▸ **YOUR GOAL**: Return the count of lines that hold the string "familia", with no other words.

▸ **ENTRIES SHOWN**:
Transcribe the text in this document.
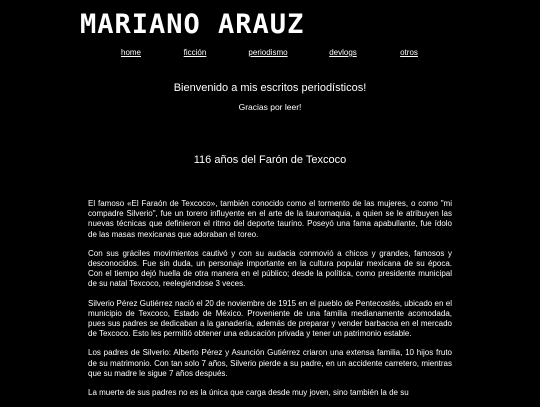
MARIANO ARAUZ
home	ficción	periodismo	devlogs	otros
Bienvenido a mis escritos periodísticos!
Gracias por leer!
116 años del Farón de Texcoco

El famoso «El Faraón de Texcoco», también conocido como el tormento de las mujeres, o como "mi compadre Silverio", fue un torero influyente en el arte de la tauromaquia, a quien se le atribuyen las nuevas técnicas que definieron el ritmo del deporte taurino. Poseyó una fama apabullante, fue ídolo de las masas mexicanas que adoraban el toreo.

Con sus gráciles movimientos cautivó y con su audacia conmovió a chicos y grandes, famosos y desconocidos. Fue sin duda, un personaje importante en la cultura popular mexicana de su época. Con el tiempo dejó huella de otra manera en el público; desde la política, como presidente municipal de su natal Texcoco, reelegiéndose 3 veces.

Silverio Pérez Gutiérrez nació el 20 de noviembre de 1915 en el pueblo de Pentecostés, ubicado en el municipio de Texcoco, Estado de México. Proveniente de una familia medianamente acomodada, pues sus padres se dedicaban a la ganadería, además de preparar y vender barbacoa en el mercado de Texcoco. Esto les permitió obtener una educación privada y tener un patrimonio estable.

Los padres de Silverio: Alberto Pérez y Asunción Gutiérrez criaron una extensa familia, 10 hijos fruto de su matrimonio. Con tan solo 7 años, Silverio pierde a su padre, en un accidente carretero, mientras que su madre le sigue 7 años después.

La muerte de sus padres no es la única que carga desde muy joven, sino también la de su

▸ **FULL RESPONSE**: 2